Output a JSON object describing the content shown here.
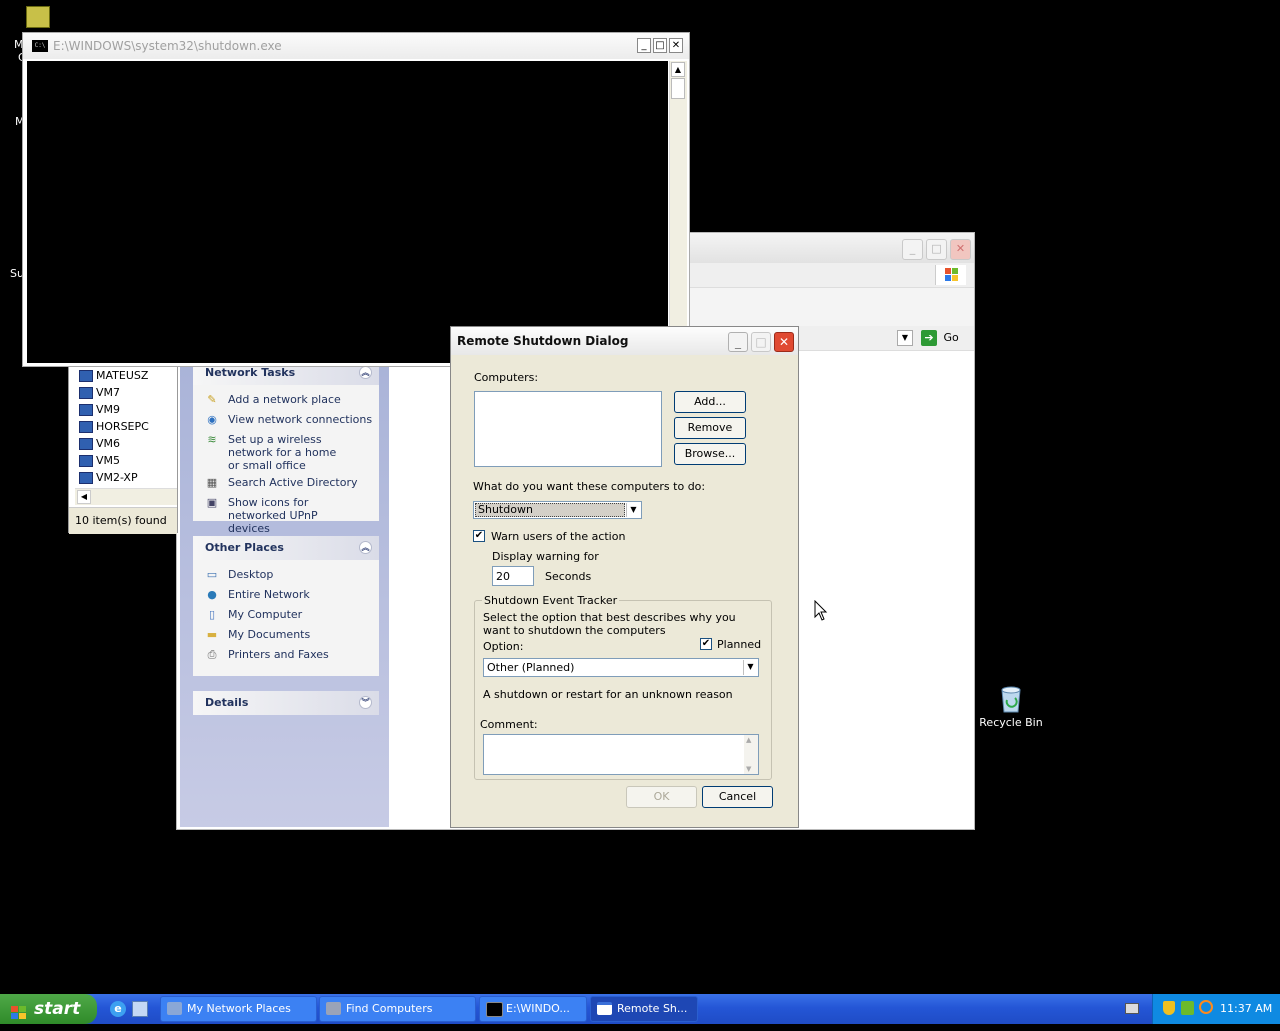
{
  "desktop": {
    "recycle_bin_label": "Recycle Bin",
    "left_edge_fragments": [
      "M",
      "C",
      "M",
      "Su"
    ]
  },
  "console_window": {
    "title": "E:\\WINDOWS\\system32\\shutdown.exe",
    "icon_text": "C:\\"
  },
  "find_window": {
    "computers": [
      "MATEUSZ",
      "VM7",
      "VM9",
      "HORSEPC",
      "VM6",
      "VM5",
      "VM2-XP"
    ],
    "status": "10 item(s) found"
  },
  "network_window": {
    "go_label": "Go",
    "network_tasks": {
      "title": "Network Tasks",
      "items": [
        "Add a network place",
        "View network connections",
        "Set up a wireless network for a home or small office",
        "Search Active Directory",
        "Show icons for networked UPnP devices"
      ]
    },
    "other_places": {
      "title": "Other Places",
      "items": [
        "Desktop",
        "Entire Network",
        "My Computer",
        "My Documents",
        "Printers and Faxes"
      ]
    },
    "details": {
      "title": "Details"
    }
  },
  "dialog": {
    "title": "Remote Shutdown Dialog",
    "computers_label": "Computers:",
    "add_button": "Add...",
    "remove_button": "Remove",
    "browse_button": "Browse...",
    "action_question": "What do you want these computers to do:",
    "action_value": "Shutdown",
    "warn_label": "Warn users of the action",
    "warn_checked": true,
    "display_warning_label": "Display warning for",
    "seconds_value": "20",
    "seconds_label": "Seconds",
    "tracker_title": "Shutdown Event Tracker",
    "tracker_description": "Select the option that best describes why you want to shutdown the computers",
    "planned_label": "Planned",
    "planned_checked": true,
    "option_label": "Option:",
    "option_value": "Other (Planned)",
    "option_description": "A shutdown or restart for an unknown reason",
    "comment_label": "Comment:",
    "ok_button": "OK",
    "cancel_button": "Cancel"
  },
  "taskbar": {
    "start_label": "start",
    "tasks": [
      "My Network Places",
      "Find Computers",
      "E:\\WINDO...",
      "Remote Sh..."
    ],
    "clock": "11:37 AM"
  }
}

+ + + + + + +

SET PROBLEM ▸
Quote the records above exactly, leaving out any pictures.

EXERCISE OUTPUT ▸
Output a JSON object describing the content shown here.
{
  "desktop": {
    "recycle_bin_label": "Recycle Bin",
    "left_edge_fragments": [
      "M",
      "C",
      "M",
      "Su"
    ]
  },
  "console_window": {
    "title": "E:\\WINDOWS\\system32\\shutdown.exe",
    "icon_text": "C:\\"
  },
  "find_window": {
    "computers": [
      "MATEUSZ",
      "VM7",
      "VM9",
      "HORSEPC",
      "VM6",
      "VM5",
      "VM2-XP"
    ],
    "status": "10 item(s) found"
  },
  "network_window": {
    "go_label": "Go",
    "network_tasks": {
      "title": "Network Tasks",
      "items": [
        "Add a network place",
        "View network connections",
        "Set up a wireless network for a home or small office",
        "Search Active Directory",
        "Show icons for networked UPnP devices"
      ]
    },
    "other_places": {
      "title": "Other Places",
      "items": [
        "Desktop",
        "Entire Network",
        "My Computer",
        "My Documents",
        "Printers and Faxes"
      ]
    },
    "details": {
      "title": "Details"
    }
  },
  "dialog": {
    "title": "Remote Shutdown Dialog",
    "computers_label": "Computers:",
    "add_button": "Add...",
    "remove_button": "Remove",
    "browse_button": "Browse...",
    "action_question": "What do you want these computers to do:",
    "action_value": "Shutdown",
    "warn_label": "Warn users of the action",
    "warn_checked": true,
    "display_warning_label": "Display warning for",
    "seconds_value": "20",
    "seconds_label": "Seconds",
    "tracker_title": "Shutdown Event Tracker",
    "tracker_description": "Select the option that best describes why you want to shutdown the computers",
    "planned_label": "Planned",
    "planned_checked": true,
    "option_label": "Option:",
    "option_value": "Other (Planned)",
    "option_description": "A shutdown or restart for an unknown reason",
    "comment_label": "Comment:",
    "ok_button": "OK",
    "cancel_button": "Cancel"
  },
  "taskbar": {
    "start_label": "start",
    "tasks": [
      "My Network Places",
      "Find Computers",
      "E:\\WINDO...",
      "Remote Sh..."
    ],
    "clock": "11:37 AM"
  }
}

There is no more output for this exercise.